------ Material provided ------
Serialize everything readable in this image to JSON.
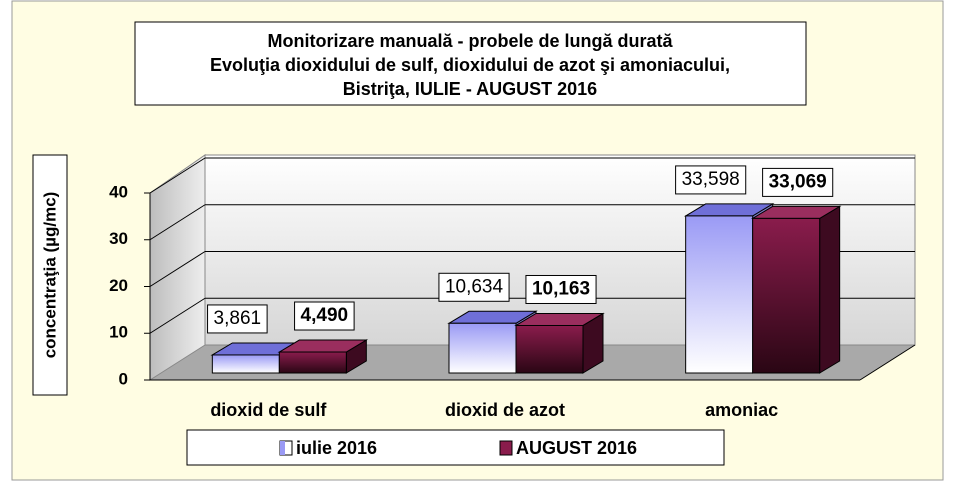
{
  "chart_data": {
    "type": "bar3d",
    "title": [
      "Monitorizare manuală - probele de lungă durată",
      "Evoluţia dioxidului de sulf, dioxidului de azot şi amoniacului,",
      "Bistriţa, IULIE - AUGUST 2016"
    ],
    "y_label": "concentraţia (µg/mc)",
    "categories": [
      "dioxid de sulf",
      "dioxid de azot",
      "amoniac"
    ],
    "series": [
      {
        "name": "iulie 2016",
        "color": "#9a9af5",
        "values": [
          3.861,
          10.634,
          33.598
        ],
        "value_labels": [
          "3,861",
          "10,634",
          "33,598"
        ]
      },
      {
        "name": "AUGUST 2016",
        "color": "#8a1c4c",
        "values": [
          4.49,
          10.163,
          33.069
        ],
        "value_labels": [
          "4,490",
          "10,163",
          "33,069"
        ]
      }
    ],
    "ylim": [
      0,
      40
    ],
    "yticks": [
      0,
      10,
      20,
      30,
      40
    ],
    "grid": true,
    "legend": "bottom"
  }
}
------
**Prompt:**
Write out all the entries word for word, but skip any images.

**Result of the task:**
Serialize everything readable in this image to JSON.
{
  "chart_data": {
    "type": "bar3d",
    "title": [
      "Monitorizare manuală - probele de lungă durată",
      "Evoluţia dioxidului de sulf, dioxidului de azot şi amoniacului,",
      "Bistriţa, IULIE - AUGUST 2016"
    ],
    "y_label": "concentraţia (µg/mc)",
    "categories": [
      "dioxid de sulf",
      "dioxid de azot",
      "amoniac"
    ],
    "series": [
      {
        "name": "iulie 2016",
        "color": "#9a9af5",
        "values": [
          3.861,
          10.634,
          33.598
        ],
        "value_labels": [
          "3,861",
          "10,634",
          "33,598"
        ]
      },
      {
        "name": "AUGUST 2016",
        "color": "#8a1c4c",
        "values": [
          4.49,
          10.163,
          33.069
        ],
        "value_labels": [
          "4,490",
          "10,163",
          "33,069"
        ]
      }
    ],
    "ylim": [
      0,
      40
    ],
    "yticks": [
      0,
      10,
      20,
      30,
      40
    ],
    "grid": true,
    "legend": "bottom"
  }
}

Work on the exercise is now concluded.